> [Dataset extract]
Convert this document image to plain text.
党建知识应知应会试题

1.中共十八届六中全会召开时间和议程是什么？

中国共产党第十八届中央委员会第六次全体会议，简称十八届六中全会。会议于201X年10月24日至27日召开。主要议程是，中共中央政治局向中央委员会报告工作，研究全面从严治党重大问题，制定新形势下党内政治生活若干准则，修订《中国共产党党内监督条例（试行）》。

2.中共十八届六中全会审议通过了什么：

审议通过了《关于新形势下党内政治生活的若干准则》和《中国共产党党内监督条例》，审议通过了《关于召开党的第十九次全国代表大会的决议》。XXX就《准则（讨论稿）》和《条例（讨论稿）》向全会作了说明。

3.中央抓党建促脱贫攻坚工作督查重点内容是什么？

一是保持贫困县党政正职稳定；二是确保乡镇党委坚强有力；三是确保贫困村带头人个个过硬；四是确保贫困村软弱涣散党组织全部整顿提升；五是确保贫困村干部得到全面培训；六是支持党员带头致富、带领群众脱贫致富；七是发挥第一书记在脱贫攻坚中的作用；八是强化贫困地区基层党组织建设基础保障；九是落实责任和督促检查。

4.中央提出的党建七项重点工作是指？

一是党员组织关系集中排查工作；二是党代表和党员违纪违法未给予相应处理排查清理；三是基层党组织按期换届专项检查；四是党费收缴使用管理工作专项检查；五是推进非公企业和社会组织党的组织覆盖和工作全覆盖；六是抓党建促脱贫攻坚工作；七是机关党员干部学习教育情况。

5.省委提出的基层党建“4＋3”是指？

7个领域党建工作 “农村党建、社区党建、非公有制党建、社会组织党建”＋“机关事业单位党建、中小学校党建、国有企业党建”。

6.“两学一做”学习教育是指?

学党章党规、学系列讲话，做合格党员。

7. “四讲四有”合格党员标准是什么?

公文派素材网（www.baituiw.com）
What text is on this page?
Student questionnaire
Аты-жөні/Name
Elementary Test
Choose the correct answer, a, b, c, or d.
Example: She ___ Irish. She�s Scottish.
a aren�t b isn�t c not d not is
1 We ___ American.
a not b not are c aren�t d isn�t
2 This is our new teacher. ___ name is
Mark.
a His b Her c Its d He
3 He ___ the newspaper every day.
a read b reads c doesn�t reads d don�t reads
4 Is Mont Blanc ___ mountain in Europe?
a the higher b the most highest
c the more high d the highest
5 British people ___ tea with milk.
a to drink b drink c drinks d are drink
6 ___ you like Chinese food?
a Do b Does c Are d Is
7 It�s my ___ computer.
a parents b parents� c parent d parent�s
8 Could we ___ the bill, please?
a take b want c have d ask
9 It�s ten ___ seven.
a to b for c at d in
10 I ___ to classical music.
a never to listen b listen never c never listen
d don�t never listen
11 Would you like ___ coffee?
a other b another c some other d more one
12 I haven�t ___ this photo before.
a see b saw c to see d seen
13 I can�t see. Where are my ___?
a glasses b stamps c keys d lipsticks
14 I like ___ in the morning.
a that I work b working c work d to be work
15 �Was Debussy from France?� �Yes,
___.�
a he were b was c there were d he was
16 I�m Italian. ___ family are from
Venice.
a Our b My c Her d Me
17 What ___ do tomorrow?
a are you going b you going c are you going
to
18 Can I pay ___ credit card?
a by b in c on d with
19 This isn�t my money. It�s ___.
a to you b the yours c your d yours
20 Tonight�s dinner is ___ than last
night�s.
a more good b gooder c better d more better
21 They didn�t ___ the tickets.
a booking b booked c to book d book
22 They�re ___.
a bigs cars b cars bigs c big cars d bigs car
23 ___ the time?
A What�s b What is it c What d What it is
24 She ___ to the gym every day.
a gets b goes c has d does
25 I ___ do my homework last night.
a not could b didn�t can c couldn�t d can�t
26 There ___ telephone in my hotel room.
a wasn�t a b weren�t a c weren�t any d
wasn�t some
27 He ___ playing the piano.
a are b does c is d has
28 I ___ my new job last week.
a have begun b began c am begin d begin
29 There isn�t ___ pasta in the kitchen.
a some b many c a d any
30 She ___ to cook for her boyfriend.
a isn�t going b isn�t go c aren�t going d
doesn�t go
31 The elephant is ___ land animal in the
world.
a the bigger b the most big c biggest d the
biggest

> [Written task]
Gather each line of the records holding the string "with".

> [Full solution]
5 British people ___ tea with milk.
a by b in c on d with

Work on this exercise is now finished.